# [EXERCISE PROMPT]
Output the data word for word, dropping every image.
>> begin SUPPLIED DATA
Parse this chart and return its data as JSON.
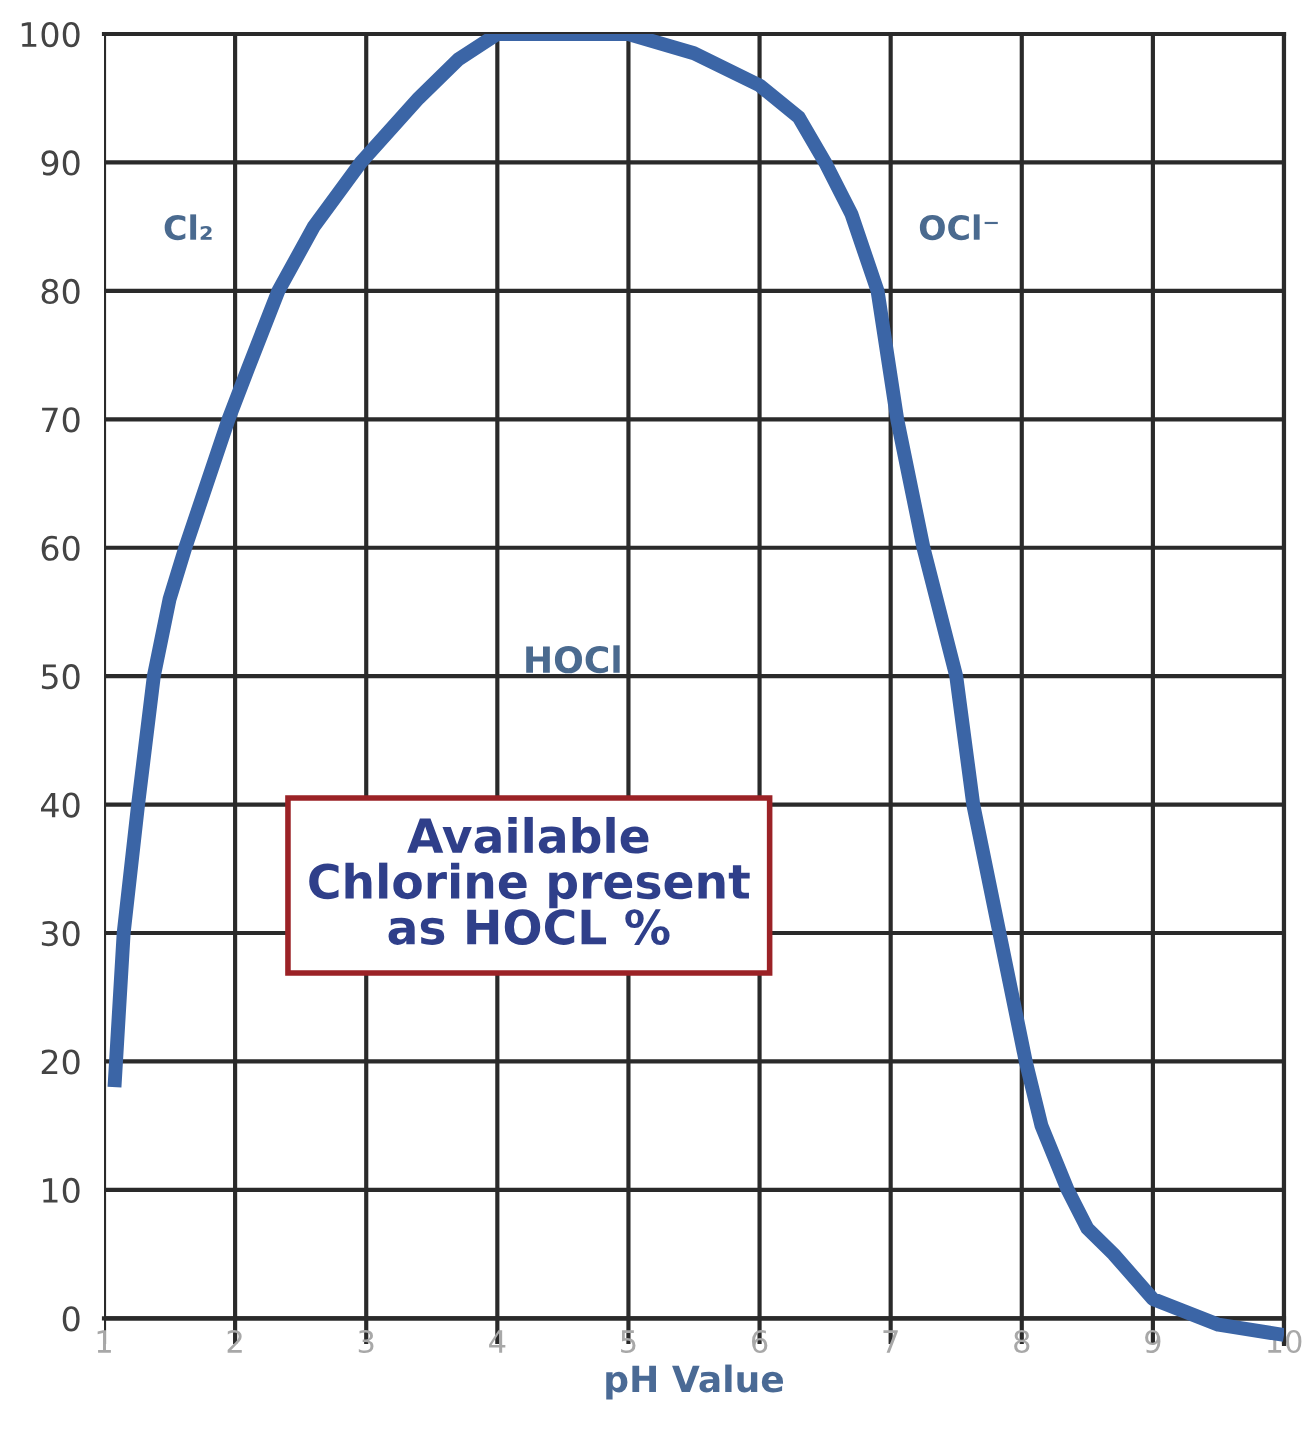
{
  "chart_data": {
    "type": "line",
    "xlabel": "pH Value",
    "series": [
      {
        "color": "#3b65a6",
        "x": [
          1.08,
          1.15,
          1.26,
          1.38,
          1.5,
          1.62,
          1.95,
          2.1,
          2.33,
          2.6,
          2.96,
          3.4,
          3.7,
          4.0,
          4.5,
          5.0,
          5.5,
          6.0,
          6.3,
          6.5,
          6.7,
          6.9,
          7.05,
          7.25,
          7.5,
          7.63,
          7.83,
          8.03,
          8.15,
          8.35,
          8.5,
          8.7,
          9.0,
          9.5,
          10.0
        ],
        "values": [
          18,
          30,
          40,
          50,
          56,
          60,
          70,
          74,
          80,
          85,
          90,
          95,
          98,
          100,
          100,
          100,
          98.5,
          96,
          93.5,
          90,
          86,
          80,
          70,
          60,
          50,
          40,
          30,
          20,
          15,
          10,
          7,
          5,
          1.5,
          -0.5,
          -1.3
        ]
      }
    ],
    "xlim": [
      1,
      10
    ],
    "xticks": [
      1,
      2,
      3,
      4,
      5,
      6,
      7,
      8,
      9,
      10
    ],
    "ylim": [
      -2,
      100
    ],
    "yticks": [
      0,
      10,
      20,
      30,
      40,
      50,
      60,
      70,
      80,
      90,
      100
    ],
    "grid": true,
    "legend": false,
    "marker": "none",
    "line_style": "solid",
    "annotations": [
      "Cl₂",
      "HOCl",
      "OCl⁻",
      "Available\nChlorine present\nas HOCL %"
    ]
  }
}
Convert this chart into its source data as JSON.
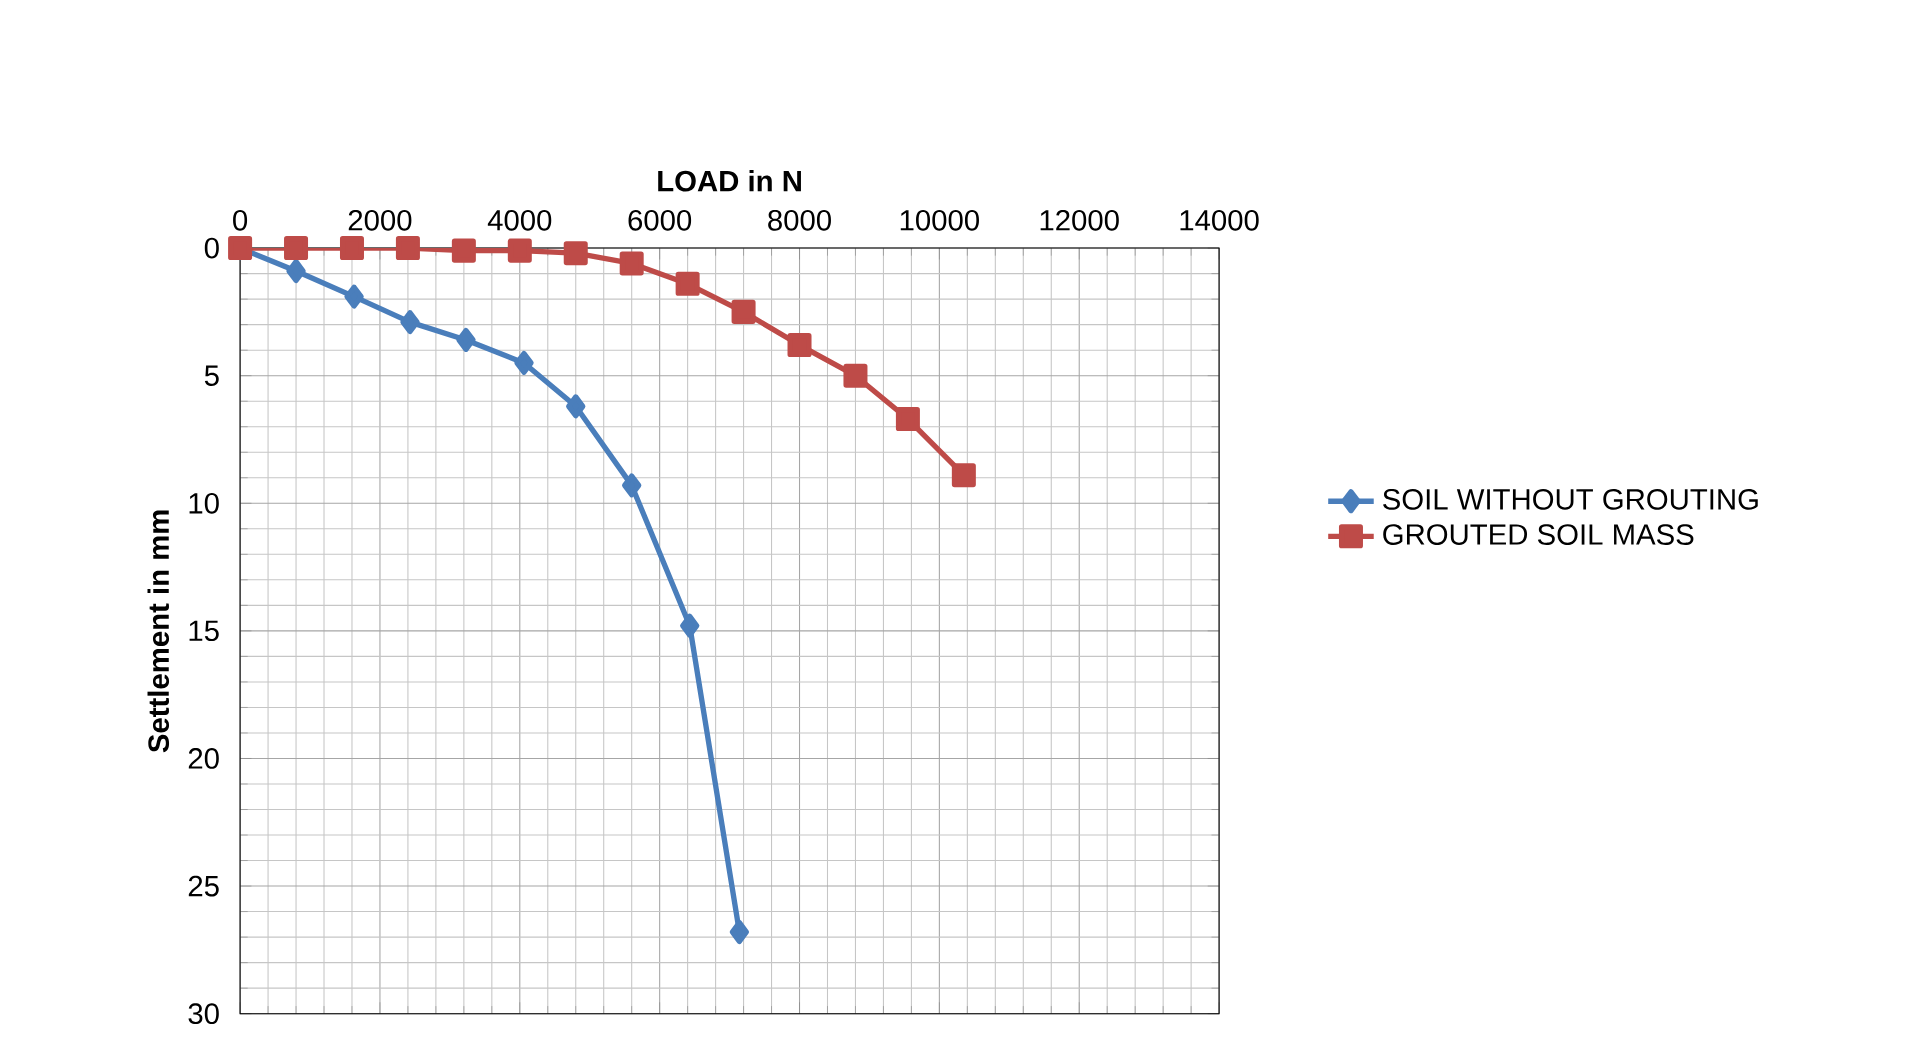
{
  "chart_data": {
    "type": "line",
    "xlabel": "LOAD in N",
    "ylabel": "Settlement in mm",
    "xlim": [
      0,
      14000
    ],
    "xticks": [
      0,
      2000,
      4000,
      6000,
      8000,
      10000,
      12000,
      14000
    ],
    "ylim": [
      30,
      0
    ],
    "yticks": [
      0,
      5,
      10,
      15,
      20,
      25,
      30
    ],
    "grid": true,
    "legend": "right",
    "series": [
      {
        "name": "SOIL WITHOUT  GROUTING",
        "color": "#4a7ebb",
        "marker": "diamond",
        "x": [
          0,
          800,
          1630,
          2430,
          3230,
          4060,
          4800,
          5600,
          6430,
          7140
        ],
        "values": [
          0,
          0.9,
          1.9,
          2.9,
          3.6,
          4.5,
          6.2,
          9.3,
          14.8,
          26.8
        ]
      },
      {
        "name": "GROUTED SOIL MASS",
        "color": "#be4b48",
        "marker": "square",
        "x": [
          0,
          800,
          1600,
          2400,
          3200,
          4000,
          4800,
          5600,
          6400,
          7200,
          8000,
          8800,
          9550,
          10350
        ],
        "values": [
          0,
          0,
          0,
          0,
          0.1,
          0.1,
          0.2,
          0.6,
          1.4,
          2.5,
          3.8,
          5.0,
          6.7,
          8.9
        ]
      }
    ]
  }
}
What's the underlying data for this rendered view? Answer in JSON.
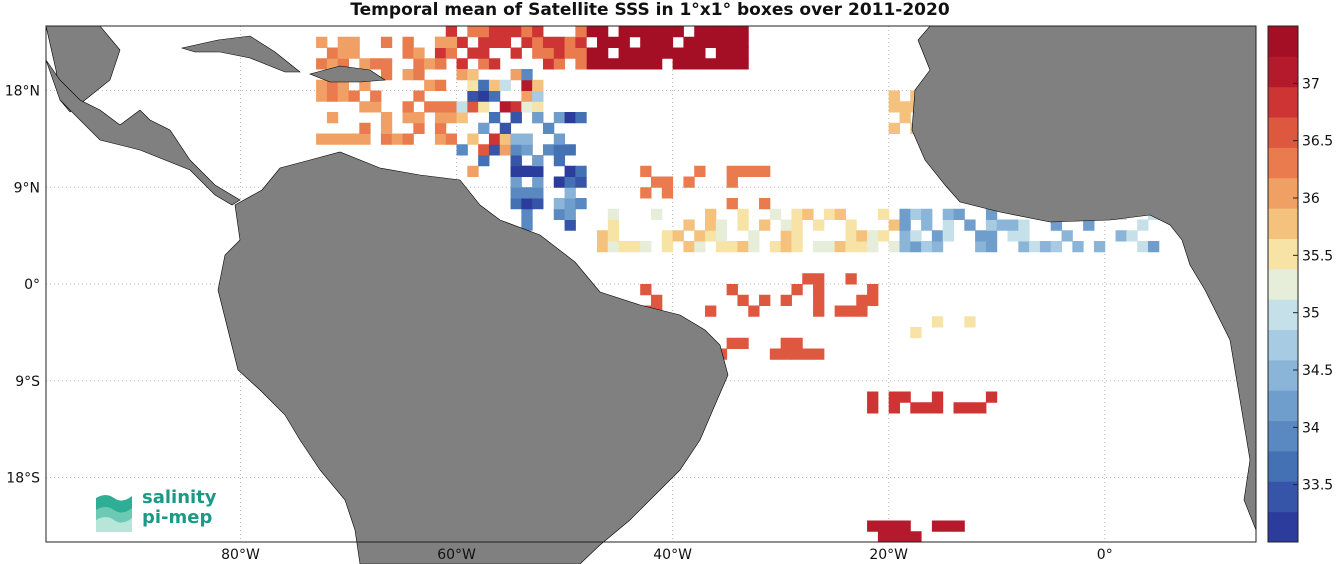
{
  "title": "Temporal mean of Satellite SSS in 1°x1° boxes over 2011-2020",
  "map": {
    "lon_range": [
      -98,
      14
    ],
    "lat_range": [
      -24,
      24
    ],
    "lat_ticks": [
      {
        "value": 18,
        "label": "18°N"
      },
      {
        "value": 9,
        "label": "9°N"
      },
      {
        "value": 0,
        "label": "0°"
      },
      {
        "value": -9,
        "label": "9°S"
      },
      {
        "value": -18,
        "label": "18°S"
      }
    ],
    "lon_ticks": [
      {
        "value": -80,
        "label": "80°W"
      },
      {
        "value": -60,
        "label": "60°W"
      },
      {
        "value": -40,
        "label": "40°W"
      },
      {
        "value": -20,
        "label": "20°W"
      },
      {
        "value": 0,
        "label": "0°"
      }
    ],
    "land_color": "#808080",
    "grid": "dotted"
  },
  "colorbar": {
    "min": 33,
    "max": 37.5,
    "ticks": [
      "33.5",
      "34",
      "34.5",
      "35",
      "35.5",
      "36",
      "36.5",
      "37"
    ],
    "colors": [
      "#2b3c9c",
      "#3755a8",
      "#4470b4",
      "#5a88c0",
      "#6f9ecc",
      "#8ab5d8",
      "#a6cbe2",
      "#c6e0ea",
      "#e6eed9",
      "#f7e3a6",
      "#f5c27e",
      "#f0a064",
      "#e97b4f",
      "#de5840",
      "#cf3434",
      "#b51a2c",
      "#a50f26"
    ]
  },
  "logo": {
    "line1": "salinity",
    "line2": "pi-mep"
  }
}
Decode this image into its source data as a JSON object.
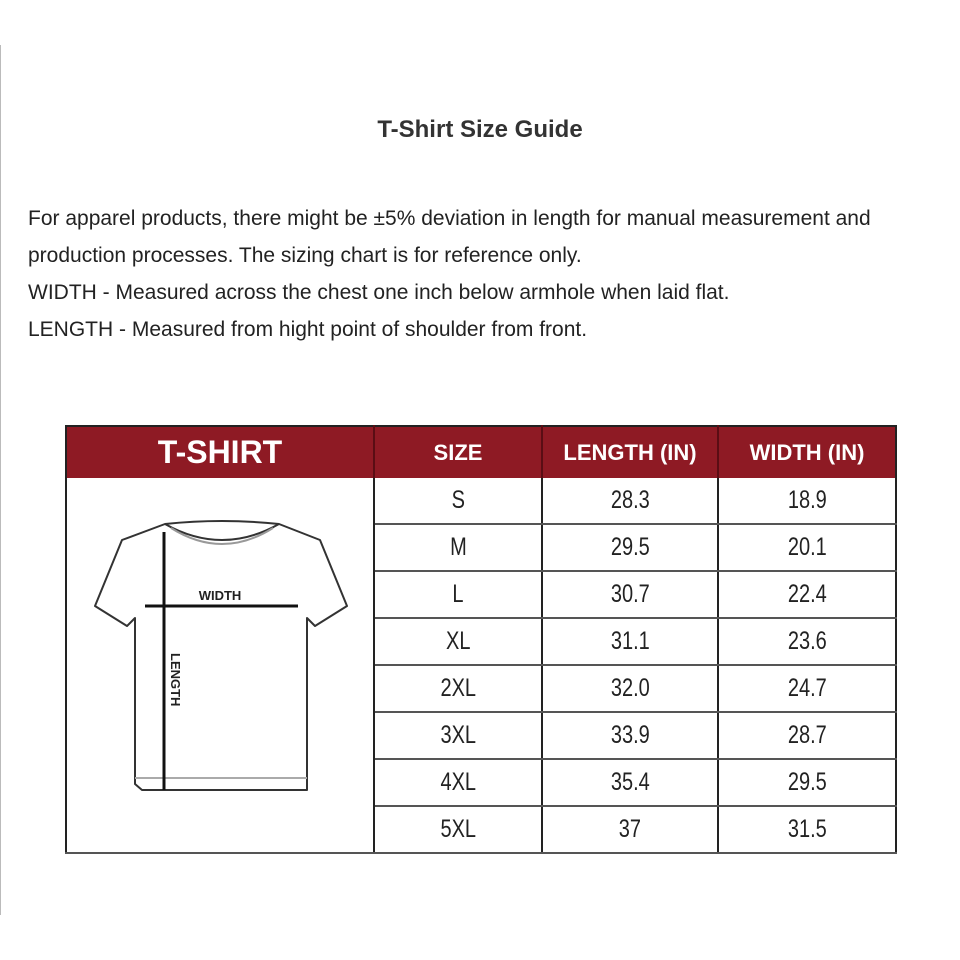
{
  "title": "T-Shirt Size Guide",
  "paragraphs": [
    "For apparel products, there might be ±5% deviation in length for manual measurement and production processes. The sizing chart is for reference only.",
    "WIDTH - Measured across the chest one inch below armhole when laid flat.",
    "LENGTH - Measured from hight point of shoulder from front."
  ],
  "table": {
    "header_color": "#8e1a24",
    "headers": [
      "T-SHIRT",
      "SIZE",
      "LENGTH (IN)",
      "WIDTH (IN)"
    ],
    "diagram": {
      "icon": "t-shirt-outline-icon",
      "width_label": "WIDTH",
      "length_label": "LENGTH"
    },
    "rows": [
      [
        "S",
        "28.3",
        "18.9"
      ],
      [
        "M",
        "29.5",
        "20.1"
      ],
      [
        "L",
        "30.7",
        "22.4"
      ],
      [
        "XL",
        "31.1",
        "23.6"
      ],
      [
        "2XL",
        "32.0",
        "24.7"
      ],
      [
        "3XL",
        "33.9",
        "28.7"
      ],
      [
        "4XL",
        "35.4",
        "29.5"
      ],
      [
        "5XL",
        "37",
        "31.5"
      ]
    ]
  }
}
>> end SUPPLIED DATA
# [FULL OUTPUT]
Parse this chart and return its data as JSON.
{
  "chart_data": {
    "type": "line",
    "xlabel": "pH Value",
    "series": [
      {
        "color": "#3b65a6",
        "x": [
          1.08,
          1.15,
          1.26,
          1.38,
          1.5,
          1.62,
          1.95,
          2.1,
          2.33,
          2.6,
          2.96,
          3.4,
          3.7,
          4.0,
          4.5,
          5.0,
          5.5,
          6.0,
          6.3,
          6.5,
          6.7,
          6.9,
          7.05,
          7.25,
          7.5,
          7.63,
          7.83,
          8.03,
          8.15,
          8.35,
          8.5,
          8.7,
          9.0,
          9.5,
          10.0
        ],
        "values": [
          18,
          30,
          40,
          50,
          56,
          60,
          70,
          74,
          80,
          85,
          90,
          95,
          98,
          100,
          100,
          100,
          98.5,
          96,
          93.5,
          90,
          86,
          80,
          70,
          60,
          50,
          40,
          30,
          20,
          15,
          10,
          7,
          5,
          1.5,
          -0.5,
          -1.3
        ]
      }
    ],
    "xlim": [
      1,
      10
    ],
    "xticks": [
      1,
      2,
      3,
      4,
      5,
      6,
      7,
      8,
      9,
      10
    ],
    "ylim": [
      -2,
      100
    ],
    "yticks": [
      0,
      10,
      20,
      30,
      40,
      50,
      60,
      70,
      80,
      90,
      100
    ],
    "grid": true,
    "legend": false,
    "marker": "none",
    "line_style": "solid",
    "annotations": [
      "Cl₂",
      "HOCl",
      "OCl⁻",
      "Available\nChlorine present\nas HOCL %"
    ]
  }
}
Convert this chart into its source data as JSON.
{
  "chart_data": {
    "type": "line",
    "xlabel": "LOAD in N",
    "ylabel": "Settlement in mm",
    "xlim": [
      0,
      14000
    ],
    "xticks": [
      0,
      2000,
      4000,
      6000,
      8000,
      10000,
      12000,
      14000
    ],
    "ylim": [
      30,
      0
    ],
    "yticks": [
      0,
      5,
      10,
      15,
      20,
      25,
      30
    ],
    "grid": true,
    "legend": "right",
    "series": [
      {
        "name": "SOIL WITHOUT  GROUTING",
        "color": "#4a7ebb",
        "marker": "diamond",
        "x": [
          0,
          800,
          1630,
          2430,
          3230,
          4060,
          4800,
          5600,
          6430,
          7140
        ],
        "values": [
          0,
          0.9,
          1.9,
          2.9,
          3.6,
          4.5,
          6.2,
          9.3,
          14.8,
          26.8
        ]
      },
      {
        "name": "GROUTED SOIL MASS",
        "color": "#be4b48",
        "marker": "square",
        "x": [
          0,
          800,
          1600,
          2400,
          3200,
          4000,
          4800,
          5600,
          6400,
          7200,
          8000,
          8800,
          9550,
          10350
        ],
        "values": [
          0,
          0,
          0,
          0,
          0.1,
          0.1,
          0.2,
          0.6,
          1.4,
          2.5,
          3.8,
          5.0,
          6.7,
          8.9
        ]
      }
    ]
  }
}
What's the underlying data for this rendered view? Answer in JSON.
{
  "title": "Temporal mean of Satellite SSS in 1°x1° boxes over 2011-2020",
  "map": {
    "lon_range": [
      -98,
      14
    ],
    "lat_range": [
      -24,
      24
    ],
    "lat_ticks": [
      {
        "value": 18,
        "label": "18°N"
      },
      {
        "value": 9,
        "label": "9°N"
      },
      {
        "value": 0,
        "label": "0°"
      },
      {
        "value": -9,
        "label": "9°S"
      },
      {
        "value": -18,
        "label": "18°S"
      }
    ],
    "lon_ticks": [
      {
        "value": -80,
        "label": "80°W"
      },
      {
        "value": -60,
        "label": "60°W"
      },
      {
        "value": -40,
        "label": "40°W"
      },
      {
        "value": -20,
        "label": "20°W"
      },
      {
        "value": 0,
        "label": "0°"
      }
    ],
    "land_color": "#808080",
    "grid": "dotted"
  },
  "colorbar": {
    "min": 33,
    "max": 37.5,
    "ticks": [
      "33.5",
      "34",
      "34.5",
      "35",
      "35.5",
      "36",
      "36.5",
      "37"
    ],
    "colors": [
      "#2b3c9c",
      "#3755a8",
      "#4470b4",
      "#5a88c0",
      "#6f9ecc",
      "#8ab5d8",
      "#a6cbe2",
      "#c6e0ea",
      "#e6eed9",
      "#f7e3a6",
      "#f5c27e",
      "#f0a064",
      "#e97b4f",
      "#de5840",
      "#cf3434",
      "#b51a2c",
      "#a50f26"
    ]
  },
  "logo": {
    "line1": "salinity",
    "line2": "pi-mep"
  }
}
Decode this image into its source data as a JSON object.
{
  "title": "T-Shirt Size Guide",
  "paragraphs": [
    "For apparel products, there might be ±5% deviation in length for manual measurement and production processes. The sizing chart is for reference only.",
    "WIDTH - Measured across the chest one inch below armhole when laid flat.",
    "LENGTH - Measured from hight point of shoulder from front."
  ],
  "table": {
    "header_color": "#8e1a24",
    "headers": [
      "T-SHIRT",
      "SIZE",
      "LENGTH (IN)",
      "WIDTH (IN)"
    ],
    "diagram": {
      "icon": "t-shirt-outline-icon",
      "width_label": "WIDTH",
      "length_label": "LENGTH"
    },
    "rows": [
      [
        "S",
        "28.3",
        "18.9"
      ],
      [
        "M",
        "29.5",
        "20.1"
      ],
      [
        "L",
        "30.7",
        "22.4"
      ],
      [
        "XL",
        "31.1",
        "23.6"
      ],
      [
        "2XL",
        "32.0",
        "24.7"
      ],
      [
        "3XL",
        "33.9",
        "28.7"
      ],
      [
        "4XL",
        "35.4",
        "29.5"
      ],
      [
        "5XL",
        "37",
        "31.5"
      ]
    ]
  }
}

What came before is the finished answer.